■ **Exercise description**: Every entry below must be repeated exactly; skip the pictures.
◇ ◇ ◇ ◇
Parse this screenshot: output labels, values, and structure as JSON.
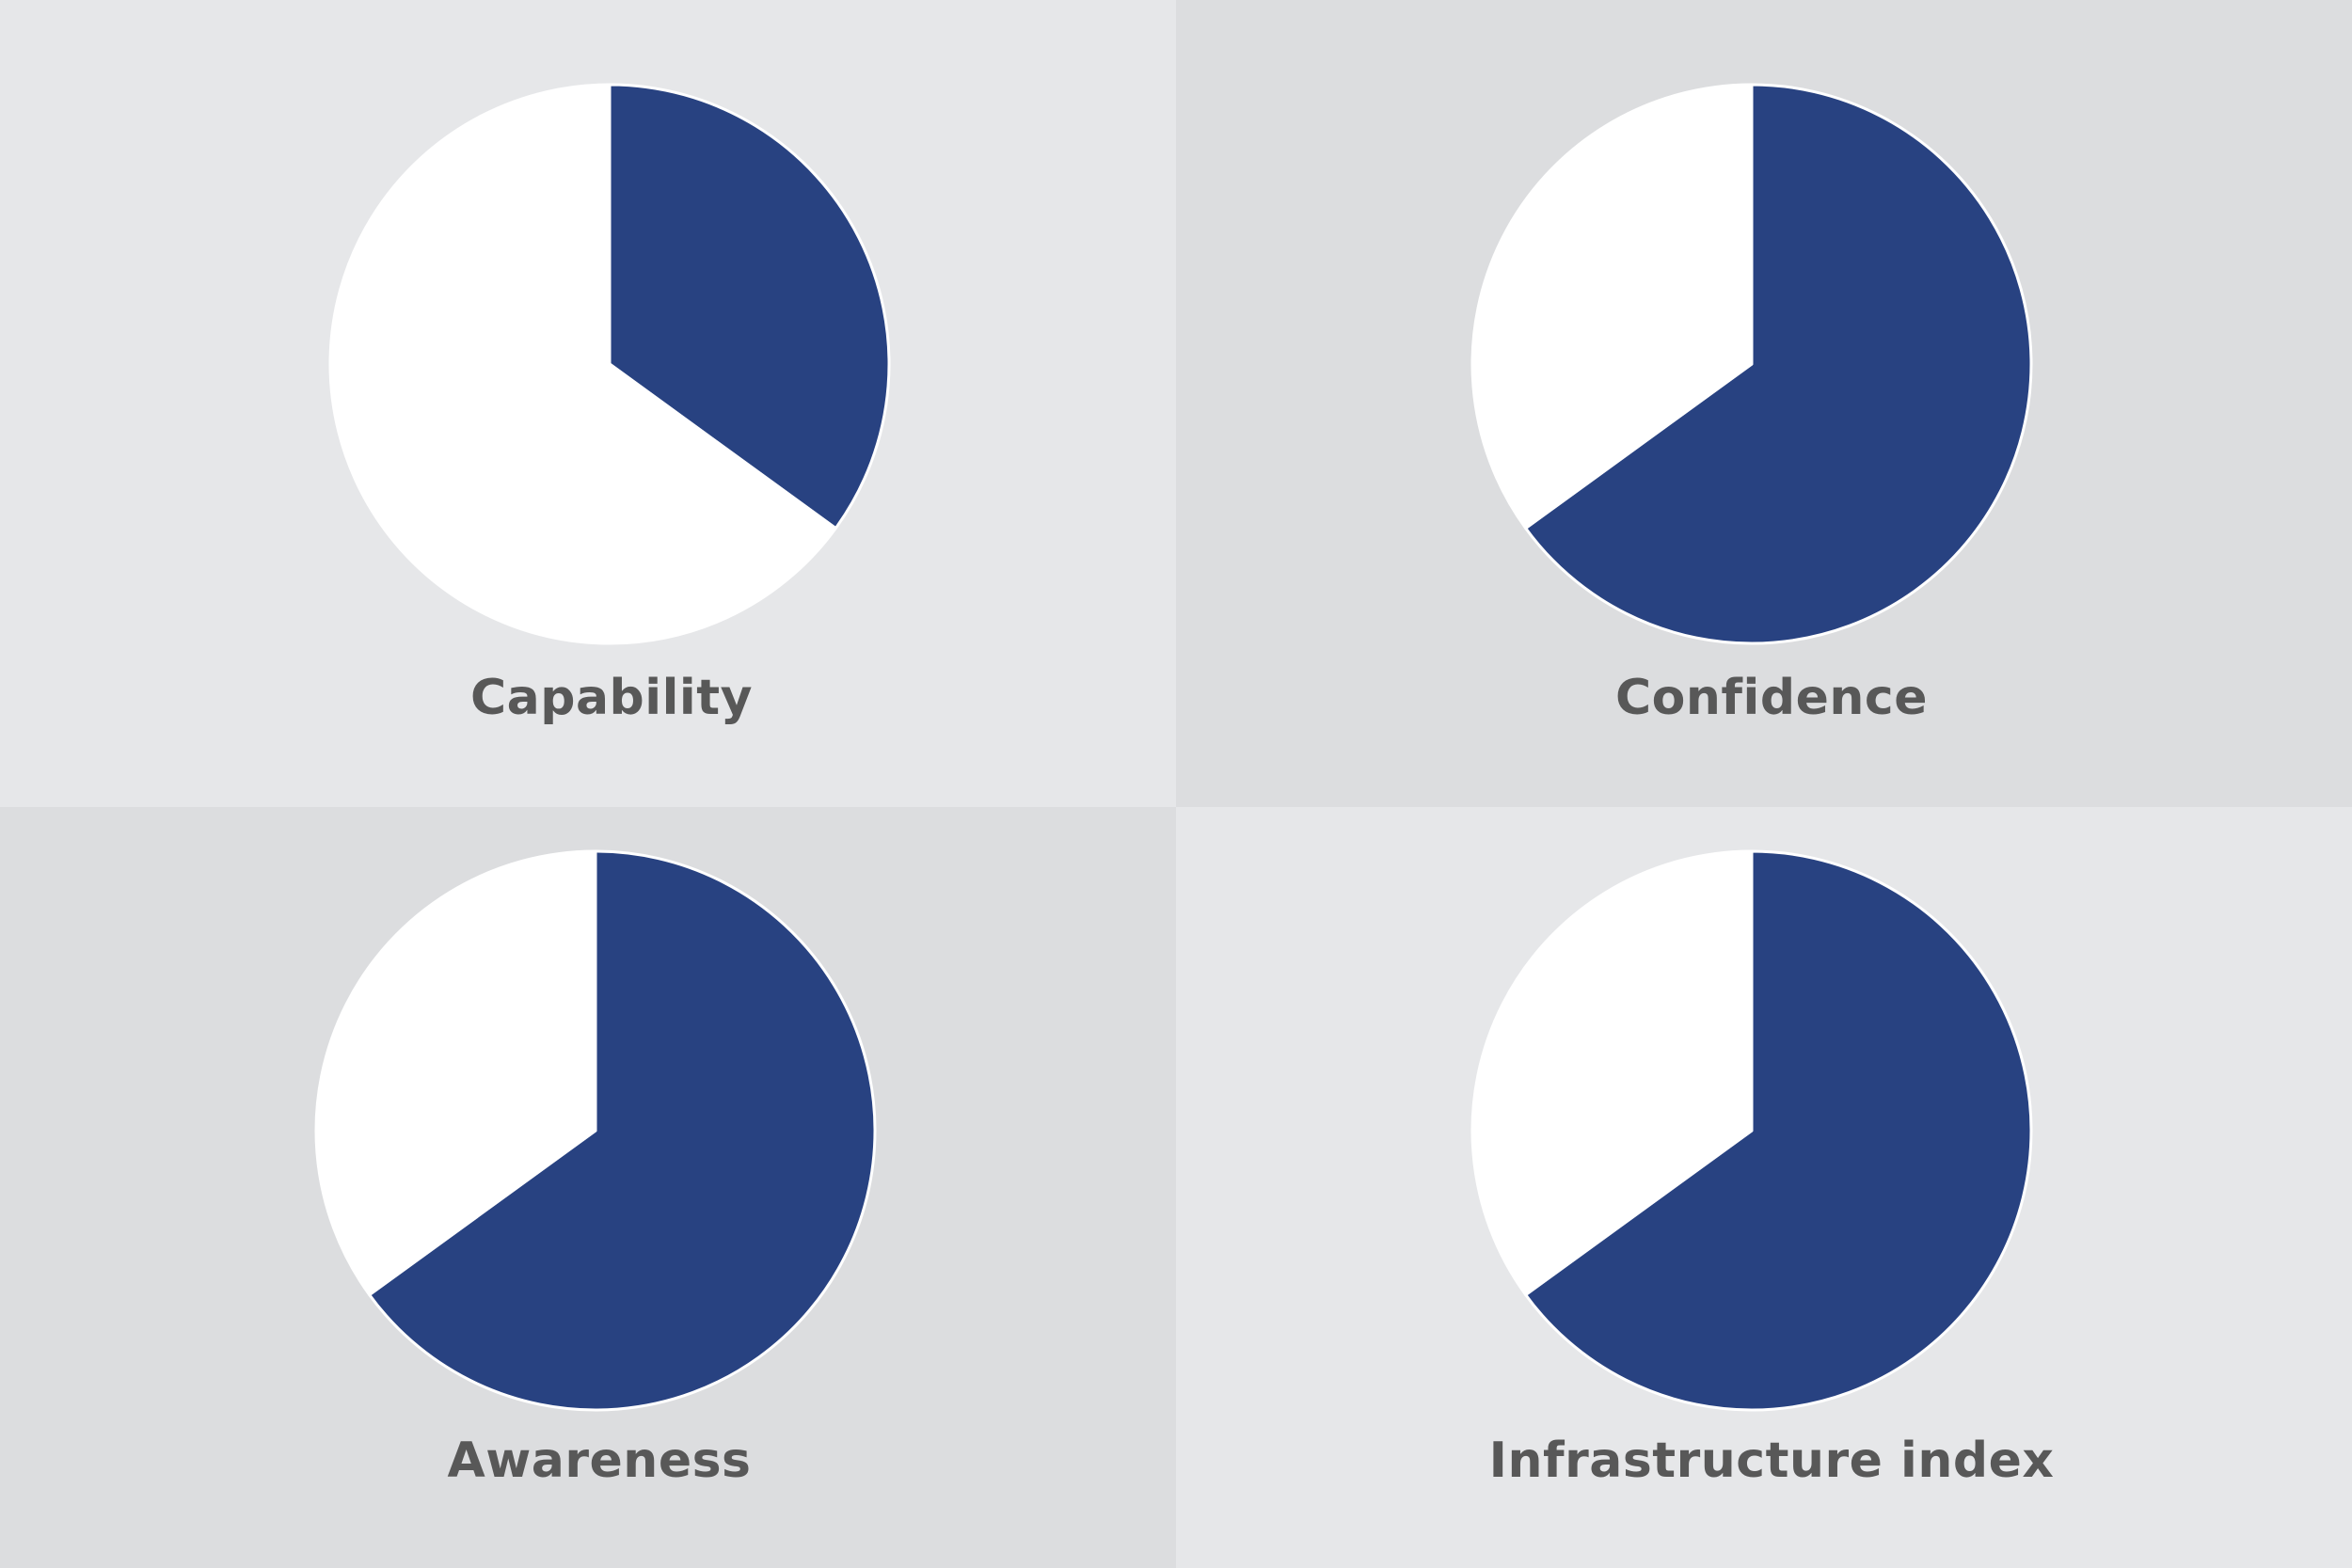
{
  "colors": {
    "panel_light": "#E6E7E9",
    "panel_dark": "#DCDDDF",
    "filled": "#284281",
    "remainder": "#FFFFFF",
    "label": "#585858"
  },
  "chart_data": [
    {
      "type": "pie",
      "title": "Capability",
      "slices": [
        {
          "value": 0.35,
          "color": "#284281"
        },
        {
          "value": 0.65,
          "color": "#FFFFFF"
        }
      ],
      "start": "12 o'clock",
      "direction": "clockwise"
    },
    {
      "type": "pie",
      "title": "Confidence",
      "slices": [
        {
          "value": 0.65,
          "color": "#284281"
        },
        {
          "value": 0.35,
          "color": "#FFFFFF"
        }
      ],
      "start": "12 o'clock",
      "direction": "clockwise"
    },
    {
      "type": "pie",
      "title": "Awareness",
      "slices": [
        {
          "value": 0.65,
          "color": "#284281"
        },
        {
          "value": 0.35,
          "color": "#FFFFFF"
        }
      ],
      "start": "12 o'clock",
      "direction": "clockwise"
    },
    {
      "type": "pie",
      "title": "Infrastructure index",
      "slices": [
        {
          "value": 0.65,
          "color": "#284281"
        },
        {
          "value": 0.35,
          "color": "#FFFFFF"
        }
      ],
      "start": "12 o'clock",
      "direction": "clockwise"
    }
  ]
}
◇ ◇ ◇ ◇
■ **Solution for this exercise**:
Parse this screenshot: output labels, values, and structure as JSON.
{
  "colors": {
    "panel_light": "#E6E7E9",
    "panel_dark": "#DCDDDF",
    "filled": "#284281",
    "remainder": "#FFFFFF",
    "label": "#585858"
  },
  "chart_data": [
    {
      "type": "pie",
      "title": "Capability",
      "slices": [
        {
          "value": 0.35,
          "color": "#284281"
        },
        {
          "value": 0.65,
          "color": "#FFFFFF"
        }
      ],
      "start": "12 o'clock",
      "direction": "clockwise"
    },
    {
      "type": "pie",
      "title": "Confidence",
      "slices": [
        {
          "value": 0.65,
          "color": "#284281"
        },
        {
          "value": 0.35,
          "color": "#FFFFFF"
        }
      ],
      "start": "12 o'clock",
      "direction": "clockwise"
    },
    {
      "type": "pie",
      "title": "Awareness",
      "slices": [
        {
          "value": 0.65,
          "color": "#284281"
        },
        {
          "value": 0.35,
          "color": "#FFFFFF"
        }
      ],
      "start": "12 o'clock",
      "direction": "clockwise"
    },
    {
      "type": "pie",
      "title": "Infrastructure index",
      "slices": [
        {
          "value": 0.65,
          "color": "#284281"
        },
        {
          "value": 0.35,
          "color": "#FFFFFF"
        }
      ],
      "start": "12 o'clock",
      "direction": "clockwise"
    }
  ]
}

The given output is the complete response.